WRITTEN PROBLEM: Output all lines exactly, with nothing added or dropped.
─── RECORDS FOR THIS EXERCISE ───
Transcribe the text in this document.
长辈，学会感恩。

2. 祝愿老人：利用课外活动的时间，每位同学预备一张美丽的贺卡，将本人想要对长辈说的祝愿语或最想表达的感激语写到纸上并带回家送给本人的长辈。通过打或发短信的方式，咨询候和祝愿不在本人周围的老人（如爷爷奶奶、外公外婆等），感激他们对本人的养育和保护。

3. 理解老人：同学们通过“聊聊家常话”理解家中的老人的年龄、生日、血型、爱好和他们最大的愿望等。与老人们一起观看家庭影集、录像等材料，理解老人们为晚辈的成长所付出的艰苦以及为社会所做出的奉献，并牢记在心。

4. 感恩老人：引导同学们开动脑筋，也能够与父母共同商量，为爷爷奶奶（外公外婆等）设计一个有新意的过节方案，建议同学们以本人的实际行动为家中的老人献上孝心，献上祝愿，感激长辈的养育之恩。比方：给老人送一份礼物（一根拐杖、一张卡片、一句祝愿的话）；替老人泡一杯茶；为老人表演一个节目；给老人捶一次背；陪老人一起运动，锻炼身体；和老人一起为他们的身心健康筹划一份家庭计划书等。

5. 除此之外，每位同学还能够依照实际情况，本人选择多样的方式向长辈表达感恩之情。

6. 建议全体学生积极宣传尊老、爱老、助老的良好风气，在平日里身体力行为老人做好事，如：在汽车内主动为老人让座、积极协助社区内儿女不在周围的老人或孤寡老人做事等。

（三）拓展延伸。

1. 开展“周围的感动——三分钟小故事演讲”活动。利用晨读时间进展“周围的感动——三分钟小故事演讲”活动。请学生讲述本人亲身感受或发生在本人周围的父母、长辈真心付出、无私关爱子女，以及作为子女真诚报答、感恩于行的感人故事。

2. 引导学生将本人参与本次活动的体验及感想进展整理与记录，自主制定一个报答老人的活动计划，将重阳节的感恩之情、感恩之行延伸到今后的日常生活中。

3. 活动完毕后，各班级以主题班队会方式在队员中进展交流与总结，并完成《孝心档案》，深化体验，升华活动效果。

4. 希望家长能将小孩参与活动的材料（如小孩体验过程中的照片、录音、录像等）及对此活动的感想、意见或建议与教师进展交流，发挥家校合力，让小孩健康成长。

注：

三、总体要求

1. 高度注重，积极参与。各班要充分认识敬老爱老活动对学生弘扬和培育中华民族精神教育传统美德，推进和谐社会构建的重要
───
THE RESPONSE:
Transcribe the text in this document.
长辈，学会感恩。

2. 祝愿老人：利用课外活动的时间，每位同学预备一张美丽的贺卡，将本人想要对长辈说的祝愿语或最想表达的感激语写到纸上并带回家送给本人的长辈。通过打或发短信的方式，咨询候和祝愿不在本人周围的老人（如爷爷奶奶、外公外婆等），感激他们对本人的养育和保护。

3. 理解老人：同学们通过“聊聊家常话”理解家中的老人的年龄、生日、血型、爱好和他们最大的愿望等。与老人们一起观看家庭影集、录像等材料，理解老人们为晚辈的成长所付出的艰苦以及为社会所做出的奉献，并牢记在心。

4. 感恩老人：引导同学们开动脑筋，也能够与父母共同商量，为爷爷奶奶（外公外婆等）设计一个有新意的过节方案，建议同学们以本人的实际行动为家中的老人献上孝心，献上祝愿，感激长辈的养育之恩。比方：给老人送一份礼物（一根拐杖、一张卡片、一句祝愿的话）；替老人泡一杯茶；为老人表演一个节目；给老人捶一次背；陪老人一起运动，锻炼身体；和老人一起为他们的身心健康筹划一份家庭计划书等。

5. 除此之外，每位同学还能够依照实际情况，本人选择多样的方式向长辈表达感恩之情。

6. 建议全体学生积极宣传尊老、爱老、助老的良好风气，在平日里身体力行为老人做好事，如：在汽车内主动为老人让座、积极协助社区内儿女不在周围的老人或孤寡老人做事等。

（三）拓展延伸。

1. 开展“周围的感动——三分钟小故事演讲”活动。利用晨读时间进展“周围的感动——三分钟小故事演讲”活动。请学生讲述本人亲身感受或发生在本人周围的父母、长辈真心付出、无私关爱子女，以及作为子女真诚报答、感恩于行的感人故事。

2. 引导学生将本人参与本次活动的体验及感想进展整理与记录，自主制定一个报答老人的活动计划，将重阳节的感恩之情、感恩之行延伸到今后的日常生活中。

3. 活动完毕后，各班级以主题班队会方式在队员中进展交流与总结，并完成《孝心档案》，深化体验，升华活动效果。

4. 希望家长能将小孩参与活动的材料（如小孩体验过程中的照片、录音、录像等）及对此活动的感想、意见或建议与教师进展交流，发挥家校合力，让小孩健康成长。

注：

三、总体要求

1. 高度注重，积极参与。各班要充分认识敬老爱老活动对学生弘扬和培育中华民族精神教育传统美德，推进和谐社会构建的重要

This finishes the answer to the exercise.